**Instructions to follow**
Spot each line in the records below where the word "Technische" occurs, then copy it.

**Data rows**
--------------------------------------------------

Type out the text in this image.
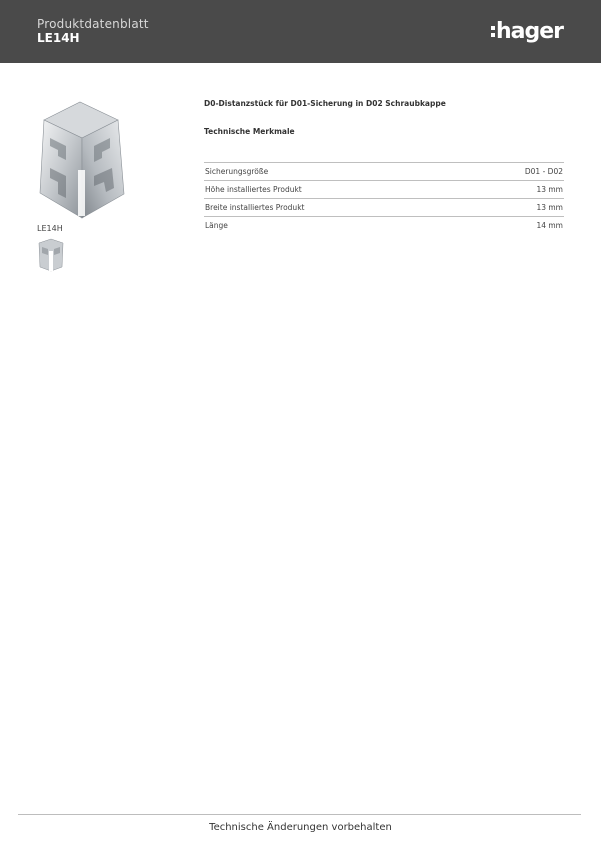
Produktdatenblatt
LE14H	hager
LE14H
D0-Distanzstück für D01-Sicherung in D02 Schraubkappe
Technische Merkmale
Sicherungsgröße	D01 - D02
Höhe installiertes Produkt	13 mm
Breite installiertes Produkt	13 mm
Länge	14 mm
Technische Änderungen vorbehalten
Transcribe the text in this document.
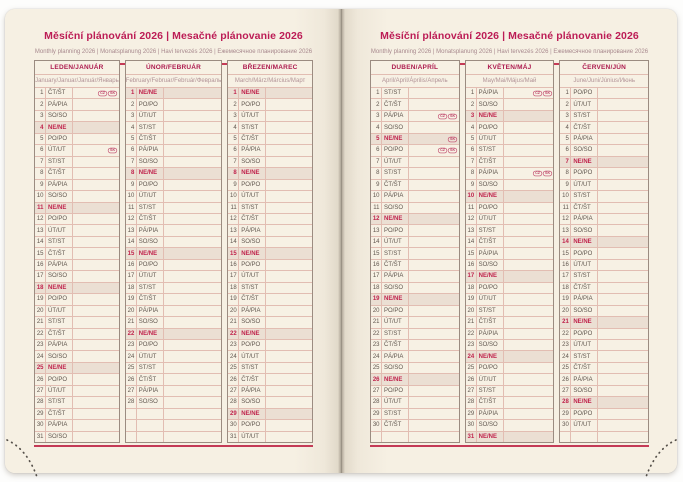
Měsíční plánování 2026 | Mesačné plánovanie 2026
Monthly planning 2026 | Monatsplanung 2026 | Havi tervezés 2026 | Ежемесячное планирование 2026
LEDEN/JANUÁR
January/Januar/Január/Январь
1 ČT/ŠT	CZ SK
2 PÁ/PIA
3 SO/SO
4 NE/NE
5 PO/PO
6 ÚT/UT	SK
7 ST/ST
8 ČT/ŠT
9 PÁ/PIA
10 SO/SO
11 NE/NE
12 PO/PO
13 ÚT/UT
14 ST/ST
15 ČT/ŠT
16 PÁ/PIA
17 SO/SO
18 NE/NE
19 PO/PO
20 ÚT/UT
21 ST/ST
22 ČT/ŠT
23 PÁ/PIA
24 SO/SO
25 NE/NE
26 PO/PO
27 ÚT/UT
28 ST/ST
29 ČT/ŠT
30 PÁ/PIA
31 SO/SO
ÚNOR/FEBRUÁR
February/Februar/Február/Февраль
1 NE/NE
2 PO/PO
3 ÚT/UT
4 ST/ST
5 ČT/ŠT
6 PÁ/PIA
7 SO/SO
8 NE/NE
9 PO/PO
10 ÚT/UT
11 ST/ST
12 ČT/ŠT
13 PÁ/PIA
14 SO/SO
15 NE/NE
16 PO/PO
17 ÚT/UT
18 ST/ST
19 ČT/ŠT
20 PÁ/PIA
21 SO/SO
22 NE/NE
23 PO/PO
24 ÚT/UT
25 ST/ST
26 ČT/ŠT
27 PÁ/PIA
28 SO/SO
BŘEZEN/MAREC
March/März/Március/Март
1 NE/NE
2 PO/PO
3 ÚT/UT
4 ST/ST
5 ČT/ŠT
6 PÁ/PIA
7 SO/SO
8 NE/NE
9 PO/PO
10 ÚT/UT
11 ST/ST
12 ČT/ŠT
13 PÁ/PIA
14 SO/SO
15 NE/NE
16 PO/PO
17 ÚT/UT
18 ST/ST
19 ČT/ŠT
20 PÁ/PIA
21 SO/SO
22 NE/NE
23 PO/PO
24 ÚT/UT
25 ST/ST
26 ČT/ŠT
27 PÁ/PIA
28 SO/SO
29 NE/NE
30 PO/PO
31 ÚT/UT
Měsíční plánování 2026 | Mesačné plánovanie 2026
Monthly planning 2026 | Monatsplanung 2026 | Havi tervezés 2026 | Ежемесячное планирование 2026
DUBEN/APRÍL
April/April/Április/Апрель
1 ST/ST
2 ČT/ŠT
3 PÁ/PIA	CZ SK
4 SO/SO
5 NE/NE	SK
6 PO/PO	CZ SK
7 ÚT/UT
8 ST/ST
9 ČT/ŠT
10 PÁ/PIA
11 SO/SO
12 NE/NE
13 PO/PO
14 ÚT/UT
15 ST/ST
16 ČT/ŠT
17 PÁ/PIA
18 SO/SO
19 NE/NE
20 PO/PO
21 ÚT/UT
22 ST/ST
23 ČT/ŠT
24 PÁ/PIA
25 SO/SO
26 NE/NE
27 PO/PO
28 ÚT/UT
29 ST/ST
30 ČT/ŠT
KVĚTEN/MÁJ
May/Mai/Május/Май
1 PÁ/PIA	CZ SK
2 SO/SO
3 NE/NE
4 PO/PO
5 ÚT/UT
6 ST/ST
7 ČT/ŠT
8 PÁ/PIA	CZ SK
9 SO/SO
10 NE/NE
11 PO/PO
12 ÚT/UT
13 ST/ST
14 ČT/ŠT
15 PÁ/PIA
16 SO/SO
17 NE/NE
18 PO/PO
19 ÚT/UT
20 ST/ST
21 ČT/ŠT
22 PÁ/PIA
23 SO/SO
24 NE/NE
25 PO/PO
26 ÚT/UT
27 ST/ST
28 ČT/ŠT
29 PÁ/PIA
30 SO/SO
31 NE/NE
ČERVEN/JÚN
June/Juni/Június/Июнь
1 PO/PO
2 ÚT/UT
3 ST/ST
4 ČT/ŠT
5 PÁ/PIA
6 SO/SO
7 NE/NE
8 PO/PO
9 ÚT/UT
10 ST/ST
11 ČT/ŠT
12 PÁ/PIA
13 SO/SO
14 NE/NE
15 PO/PO
16 ÚT/UT
17 ST/ST
18 ČT/ŠT
19 PÁ/PIA
20 SO/SO
21 NE/NE
22 PO/PO
23 ÚT/UT
24 ST/ST
25 ČT/ŠT
26 PÁ/PIA
27 SO/SO
28 NE/NE
29 PO/PO
30 ÚT/UT
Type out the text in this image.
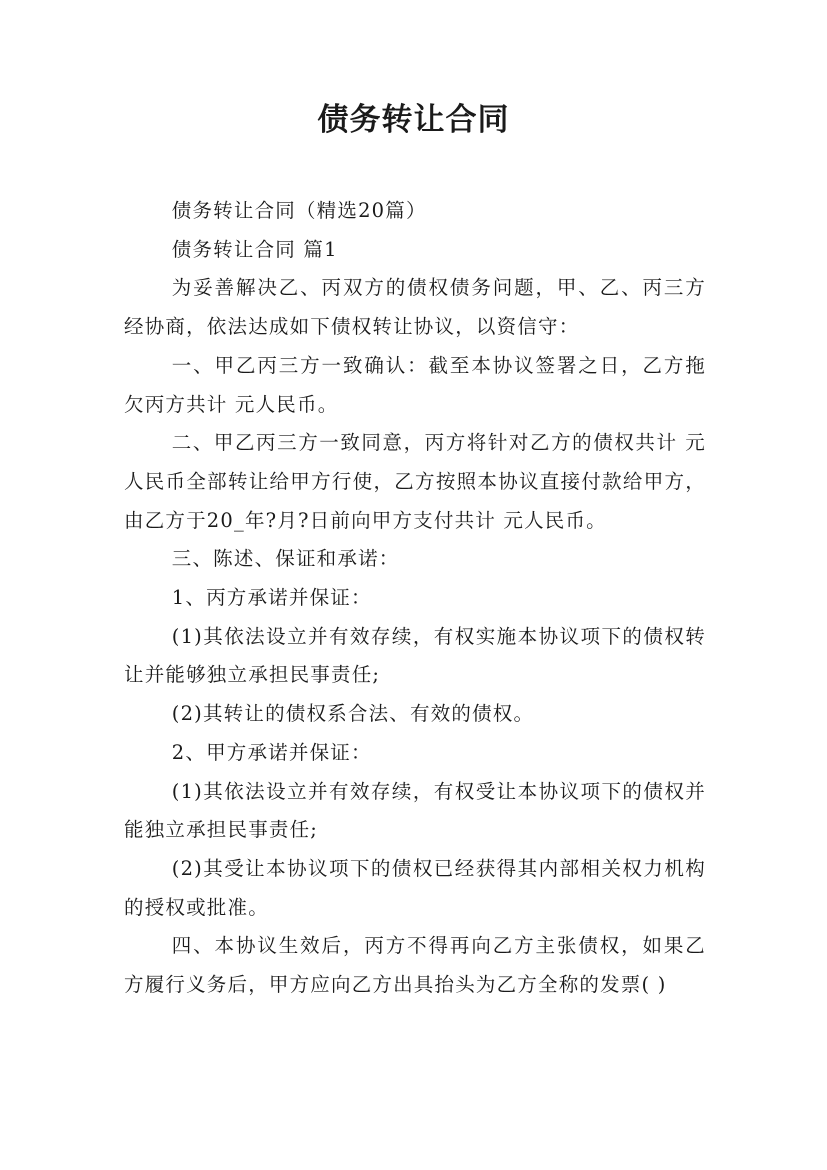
债务转让合同

债务转让合同（精选20篇）

债务转让合同 篇1

为妥善解决乙、丙双方的债权债务问题，甲、乙、丙三方经协商，依法达成如下债权转让协议，以资信守：

一、甲乙丙三方一致确认：截至本协议签署之日，乙方拖欠丙方共计 元人民币。

二、甲乙丙三方一致同意，丙方将针对乙方的债权共计 元人民币全部转让给甲方行使，乙方按照本协议直接付款给甲方，由乙方于20_年?月?日前向甲方支付共计 元人民币。

三、陈述、保证和承诺：

1、丙方承诺并保证：

(1)其依法设立并有效存续，有权实施本协议项下的债权转让并能够独立承担民事责任;

(2)其转让的债权系合法、有效的债权。

2、甲方承诺并保证：

(1)其依法设立并有效存续，有权受让本协议项下的债权并能独立承担民事责任;

(2)其受让本协议项下的债权已经获得其内部相关权力机构的授权或批准。

四、本协议生效后，丙方不得再向乙方主张债权，如果乙方履行义务后，甲方应向乙方出具抬头为乙方全称的发票( )
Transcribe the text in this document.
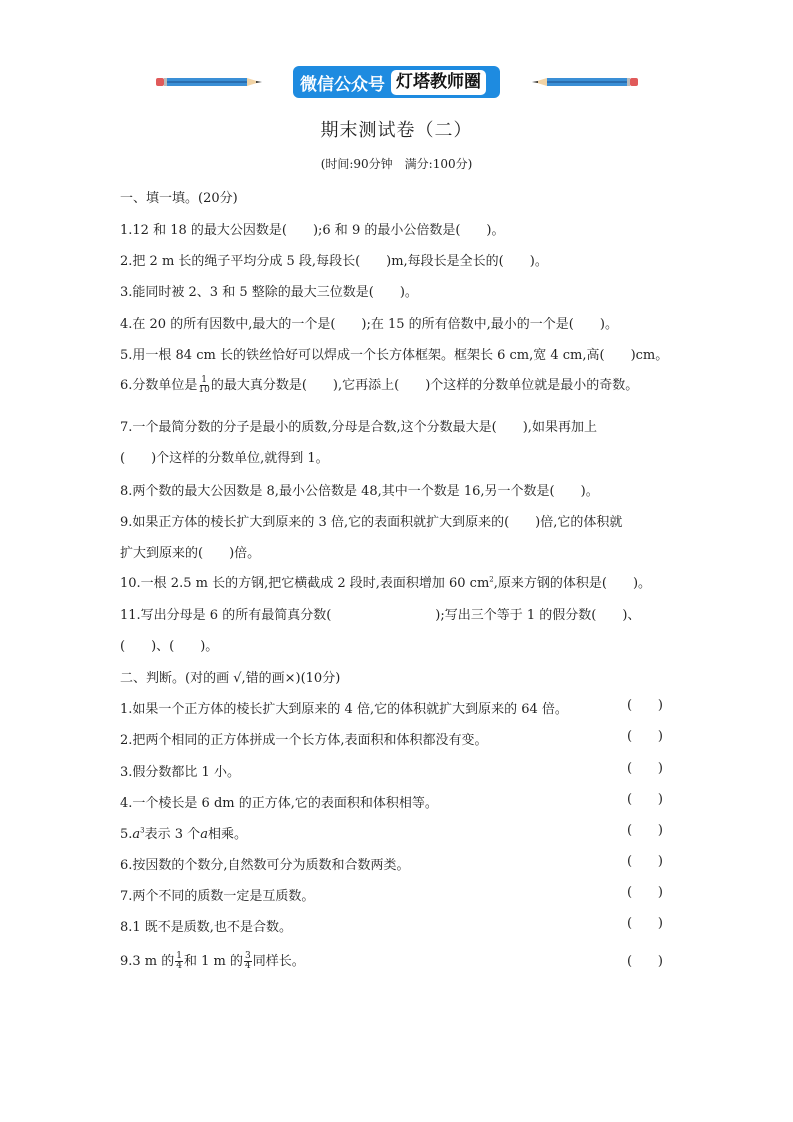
微信公众号 灯塔教师圈
期末测试卷（二）
(时间:90分钟　满分:100分)
一、填一填。(20分)
1.12 和 18 的最大公因数是(　　);6 和 9 的最小公倍数是(　　)。
2.把 2 m 长的绳子平均分成 5 段,每段长(　　)m,每段长是全长的(　　)。
3.能同时被 2、3 和 5 整除的最大三位数是(　　)。
4.在 20 的所有因数中,最大的一个是(　　);在 15 的所有倍数中,最小的一个是(　　)。
5.用一根 84 cm 长的铁丝恰好可以焊成一个长方体框架。框架长 6 cm,宽 4 cm,高(　　)cm。
6.分数单位是 $\frac{1}{10}$ 的最大真分数是(　　),它再添上(　　)个这样的分数单位就是最小的奇数。
7.一个最简分数的分子是最小的质数,分母是合数,这个分数最大是(　　),如果再加上
(　　)个这样的分数单位,就得到 1。
8.两个数的最大公因数是 8,最小公倍数是 48,其中一个数是 16,另一个数是(　　)。
9.如果正方体的棱长扩大到原来的 3 倍,它的表面积就扩大到原来的(　　)倍,它的体积就
扩大到原来的(　　)倍。
10.一根 2.5 m 长的方钢,把它横截成 2 段时,表面积增加 60 $cm^2$,原来方钢的体积是(　　)。
11.写出分母是 6 的所有最简真分数(　　　　　　　　);写出三个等于 1 的假分数(　　)、
(　　)、(　　)。
二、判断。(对的画 √,错的画×)(10分)
1.如果一个正方体的棱长扩大到原来的 4 倍,它的体积就扩大到原来的 64 倍。	( )
2.把两个相同的正方体拼成一个长方体,表面积和体积都没有变。	( )
3.假分数都比 1 小。	( )
4.一个棱长是 6 dm 的正方体,它的表面积和体积相等。	( )
$5.a^3$表示 3 个a相乘。	( )
6.按因数的个数分,自然数可分为质数和合数两类。	( )
7.两个不同的质数一定是互质数。	( )
8.1 既不是质数,也不是合数。	( )
9.3 m 的 $\frac{1}{4}$ 和 1 m 的 $\frac{3}{4}$ 同样长。	( )
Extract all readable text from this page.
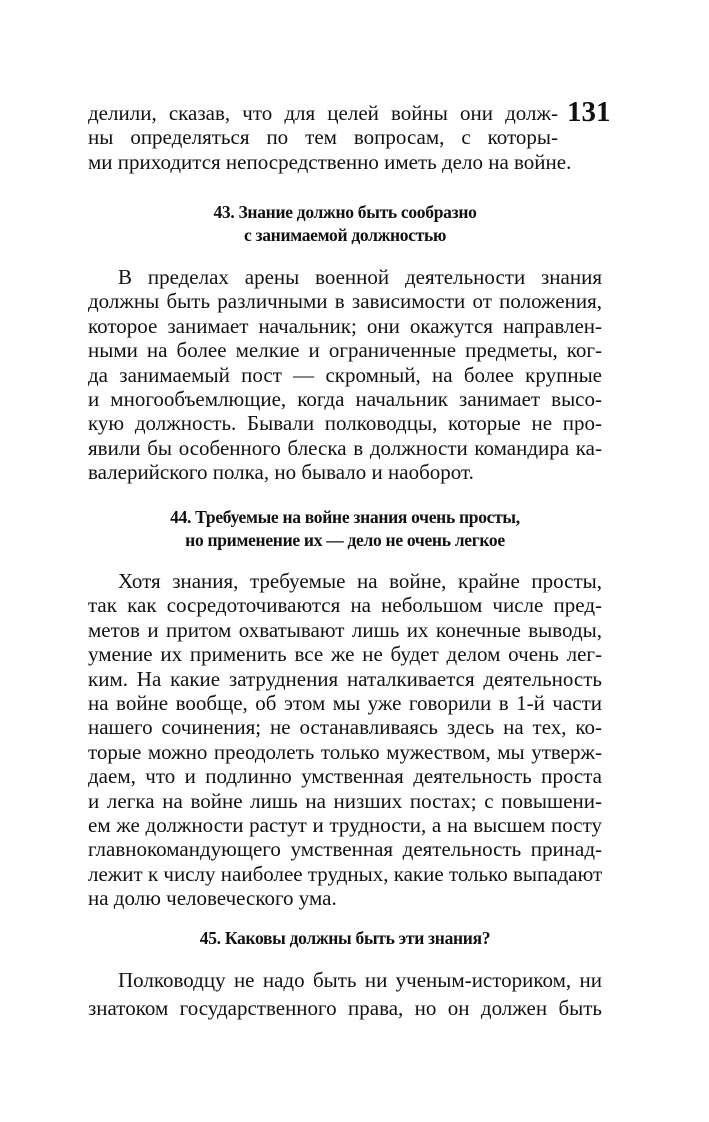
131
делили, сказав, что для целей войны они долж-
ны определяться по тем вопросам, с которы-
ми приходится непосредственно иметь дело на войне.
43. Знание должно быть сообразно
с занимаемой должностью
В пределах арены военной деятельности знания
должны быть различными в зависимости от положения,
которое занимает начальник; они окажутся направлен-
ными на более мелкие и ограниченные предметы, ког-
да занимаемый пост — скромный, на более крупные
и многообъемлющие, когда начальник занимает высо-
кую должность. Бывали полководцы, которые не про-
явили бы особенного блеска в должности командира ка-
валерийского полка, но бывало и наоборот.
44. Требуемые на войне знания очень просты,
но применение их — дело не очень легкое
Хотя знания, требуемые на войне, крайне просты,
так как сосредоточиваются на небольшом числе пред-
метов и притом охватывают лишь их конечные выводы,
умение их применить все же не будет делом очень лег-
ким. На какие затруднения наталкивается деятельность
на войне вообще, об этом мы уже говорили в 1-й части
нашего сочинения; не останавливаясь здесь на тех, ко-
торые можно преодолеть только мужеством, мы утверж-
даем, что и подлинно умственная деятельность проста
и легка на войне лишь на низших постах; с повышени-
ем же должности растут и трудности, а на высшем посту
главнокомандующего умственная деятельность принад-
лежит к числу наиболее трудных, какие только выпадают
на долю человеческого ума.
45. Каковы должны быть эти знания?
Полководцу не надо быть ни ученым-историком, ни
знатоком государственного права, но он должен быть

--------------------------------------------------

**Solution to this exercise**
Technische Merkmale
Technische Änderungen vorbehalten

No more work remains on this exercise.